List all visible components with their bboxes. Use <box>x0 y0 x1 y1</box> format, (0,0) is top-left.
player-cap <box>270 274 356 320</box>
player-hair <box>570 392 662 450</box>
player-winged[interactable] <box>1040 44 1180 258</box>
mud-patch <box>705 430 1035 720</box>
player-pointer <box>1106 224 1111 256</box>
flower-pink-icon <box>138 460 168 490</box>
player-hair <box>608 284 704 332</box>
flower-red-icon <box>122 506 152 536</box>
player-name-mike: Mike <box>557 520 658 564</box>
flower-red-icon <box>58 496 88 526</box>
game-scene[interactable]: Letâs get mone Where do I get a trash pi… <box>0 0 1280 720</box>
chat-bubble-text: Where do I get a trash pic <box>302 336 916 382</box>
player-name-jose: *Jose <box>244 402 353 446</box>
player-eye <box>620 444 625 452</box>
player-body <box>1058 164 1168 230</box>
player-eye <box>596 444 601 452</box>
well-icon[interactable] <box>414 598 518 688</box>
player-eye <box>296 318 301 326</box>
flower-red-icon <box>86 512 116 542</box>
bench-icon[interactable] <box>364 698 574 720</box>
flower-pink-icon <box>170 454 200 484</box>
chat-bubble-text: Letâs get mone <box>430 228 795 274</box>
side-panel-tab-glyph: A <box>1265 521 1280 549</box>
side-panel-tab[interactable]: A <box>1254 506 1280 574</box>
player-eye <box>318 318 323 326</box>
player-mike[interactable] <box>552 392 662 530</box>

━━━━━━━━

**Exercise description**:
Please rewrite the material above, changing every "flower-red-icon" to "flower-crimson-icon" and leaving everything else unchanged.

**Solved exercise**:
List all visible components with their bboxes. Use <box>x0 y0 x1 y1</box> format, (0,0) is top-left.
player-cap <box>270 274 356 320</box>
player-hair <box>570 392 662 450</box>
player-winged[interactable] <box>1040 44 1180 258</box>
mud-patch <box>705 430 1035 720</box>
player-pointer <box>1106 224 1111 256</box>
flower-pink-icon <box>138 460 168 490</box>
player-hair <box>608 284 704 332</box>
flower-crimson-icon <box>122 506 152 536</box>
player-name-mike: Mike <box>557 520 658 564</box>
flower-crimson-icon <box>58 496 88 526</box>
game-scene[interactable]: Letâs get mone Where do I get a trash pi… <box>0 0 1280 720</box>
chat-bubble-text: Where do I get a trash pic <box>302 336 916 382</box>
player-name-jose: *Jose <box>244 402 353 446</box>
player-eye <box>620 444 625 452</box>
player-body <box>1058 164 1168 230</box>
player-eye <box>596 444 601 452</box>
well-icon[interactable] <box>414 598 518 688</box>
player-eye <box>296 318 301 326</box>
flower-crimson-icon <box>86 512 116 542</box>
bench-icon[interactable] <box>364 698 574 720</box>
flower-pink-icon <box>170 454 200 484</box>
chat-bubble-text: Letâs get mone <box>430 228 795 274</box>
side-panel-tab-glyph: A <box>1265 521 1280 549</box>
side-panel-tab[interactable]: A <box>1254 506 1280 574</box>
player-eye <box>318 318 323 326</box>
player-mike[interactable] <box>552 392 662 530</box>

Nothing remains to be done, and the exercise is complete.